• _What to produce_: Wherever the string "невозможен" appears in a line, extract that line.

START Data extract

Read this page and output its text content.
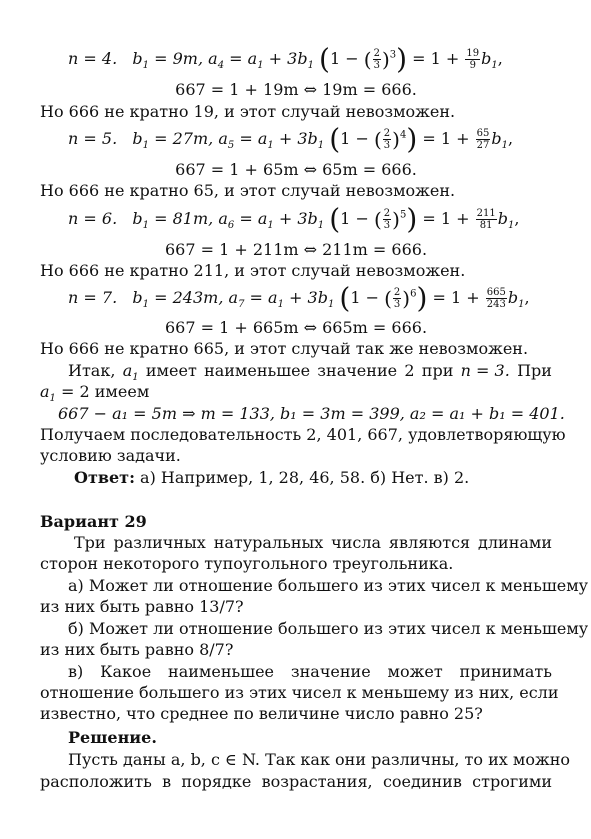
n = 4. $b_1 = 9m$, $a_4 = a_1 + 3b_1$ (1 − ( $\frac{2}{3} )^3) = 1 + \frac{19}{9} b_1$,
667 = 1 + 19m ⇔ 19m = 666.
Но 666 не кратно 19, и этот случай невозможен.
n = 5. $b_1 = 27m$, $a_5 = a_1 + 3b_1$ (1 − ( $\frac{2}{3} )^4) = 1 + \frac{65}{27} b_1$,
667 = 1 + 65m ⇔ 65m = 666.
Но 666 не кратно 65, и этот случай невозможен.
n = 6. $b_1 = 81m$, $a_6 = a_1 + 3b_1$ (1 − ( $\frac{2}{3} )^5) = 1 + \frac{211}{81} b_1$,
667 = 1 + 211m ⇔ 211m = 666.
Но 666 не кратно 211, и этот случай невозможен.
n = 7. $b_1 = 243m$, $a_7 = a_1 + 3b_1$ (1 − ( $\frac{2}{3} )^6) = 1 + \frac{665}{243} b_1$,
667 = 1 + 665m ⇔ 665m = 666.
Но 666 не кратно 665, и этот случай так же невозможен.
Итак, $a_1$ имеет наименьшее значение 2 при n = 3. При
$a_1 = 2$ имеем
667 − a₁ = 5m ⇒ m = 133, b₁ = 3m = 399, a₂ = a₁ + b₁ = 401.
Получаем последовательность 2, 401, 667, удовлетворяющую
условию задачи.
Ответ: а) Например, 1, 28, 46, 58. б) Нет. в) 2.
Вариант 29
Три различных натуральных числа являются длинами
сторон некоторого тупоугольного треугольника.
а) Может ли отношение большего из этих чисел к меньшему
из них быть равно 13/7?
б) Может ли отношение большего из этих чисел к меньшему
из них быть равно 8/7?
в) Какое наименьшее значение может принимать
отношение большего из этих чисел к меньшему из них, если
известно, что среднее по величине число равно 25?
Решение.
Пусть даны a, b, c ∈ N. Так как они различны, то их можно
расположить в порядке возрастания, соединив строгими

END Data extract

• _Answer to this task_:
Но 666 не кратно 19, и этот случай невозможен.
Но 666 не кратно 65, и этот случай невозможен.
Но 666 не кратно 211, и этот случай невозможен.
Но 666 не кратно 665, и этот случай так же невозможен.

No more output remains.